Restate the records in their entirety, word for word.

....

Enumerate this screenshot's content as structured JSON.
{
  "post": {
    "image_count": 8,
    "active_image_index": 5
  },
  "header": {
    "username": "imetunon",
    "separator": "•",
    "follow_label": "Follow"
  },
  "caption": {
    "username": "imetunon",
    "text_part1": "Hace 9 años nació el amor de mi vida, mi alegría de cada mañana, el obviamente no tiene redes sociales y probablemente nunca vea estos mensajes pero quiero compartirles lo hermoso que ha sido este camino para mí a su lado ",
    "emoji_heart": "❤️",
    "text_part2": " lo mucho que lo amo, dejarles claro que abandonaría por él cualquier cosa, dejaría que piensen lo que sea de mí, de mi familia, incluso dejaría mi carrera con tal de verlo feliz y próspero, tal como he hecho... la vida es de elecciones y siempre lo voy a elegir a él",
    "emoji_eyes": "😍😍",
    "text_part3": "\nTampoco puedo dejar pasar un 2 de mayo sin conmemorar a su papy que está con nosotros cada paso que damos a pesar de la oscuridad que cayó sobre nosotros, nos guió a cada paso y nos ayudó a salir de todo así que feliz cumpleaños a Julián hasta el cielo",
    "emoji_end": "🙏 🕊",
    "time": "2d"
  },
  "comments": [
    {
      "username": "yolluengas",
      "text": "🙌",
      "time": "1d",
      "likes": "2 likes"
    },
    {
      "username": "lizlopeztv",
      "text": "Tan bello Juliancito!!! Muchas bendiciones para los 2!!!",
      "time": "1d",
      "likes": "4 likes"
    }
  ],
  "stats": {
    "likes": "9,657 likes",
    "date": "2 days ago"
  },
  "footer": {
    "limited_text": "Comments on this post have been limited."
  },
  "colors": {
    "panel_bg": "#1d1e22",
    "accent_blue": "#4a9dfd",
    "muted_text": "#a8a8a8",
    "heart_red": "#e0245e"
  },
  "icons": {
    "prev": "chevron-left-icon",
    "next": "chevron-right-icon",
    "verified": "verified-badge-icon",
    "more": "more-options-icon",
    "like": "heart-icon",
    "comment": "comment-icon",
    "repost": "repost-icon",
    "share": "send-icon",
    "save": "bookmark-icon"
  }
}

....

EXERCISE RESULT
Enumerate this screenshot's content as structured JSON.
{
  "post": {
    "image_count": 8,
    "active_image_index": 5
  },
  "header": {
    "username": "imetunon",
    "separator": "•",
    "follow_label": "Follow"
  },
  "caption": {
    "username": "imetunon",
    "text_part1": "Hace 9 años nació el amor de mi vida, mi alegría de cada mañana, el obviamente no tiene redes sociales y probablemente nunca vea estos mensajes pero quiero compartirles lo hermoso que ha sido este camino para mí a su lado ",
    "emoji_heart": "❤️",
    "text_part2": " lo mucho que lo amo, dejarles claro que abandonaría por él cualquier cosa, dejaría que piensen lo que sea de mí, de mi familia, incluso dejaría mi carrera con tal de verlo feliz y próspero, tal como he hecho... la vida es de elecciones y siempre lo voy a elegir a él",
    "emoji_eyes": "😍😍",
    "text_part3": "\nTampoco puedo dejar pasar un 2 de mayo sin conmemorar a su papy que está con nosotros cada paso que damos a pesar de la oscuridad que cayó sobre nosotros, nos guió a cada paso y nos ayudó a salir de todo así que feliz cumpleaños a Julián hasta el cielo",
    "emoji_end": "🙏 🕊",
    "time": "2d"
  },
  "comments": [
    {
      "username": "yolluengas",
      "text": "🙌",
      "time": "1d",
      "likes": "2 likes"
    },
    {
      "username": "lizlopeztv",
      "text": "Tan bello Juliancito!!! Muchas bendiciones para los 2!!!",
      "time": "1d",
      "likes": "4 likes"
    }
  ],
  "stats": {
    "likes": "9,657 likes",
    "date": "2 days ago"
  },
  "footer": {
    "limited_text": "Comments on this post have been limited."
  },
  "colors": {
    "panel_bg": "#1d1e22",
    "accent_blue": "#4a9dfd",
    "muted_text": "#a8a8a8",
    "heart_red": "#e0245e"
  },
  "icons": {
    "prev": "chevron-left-icon",
    "next": "chevron-right-icon",
    "verified": "verified-badge-icon",
    "more": "more-options-icon",
    "like": "heart-icon",
    "comment": "comment-icon",
    "repost": "repost-icon",
    "share": "send-icon",
    "save": "bookmark-icon"
  }
}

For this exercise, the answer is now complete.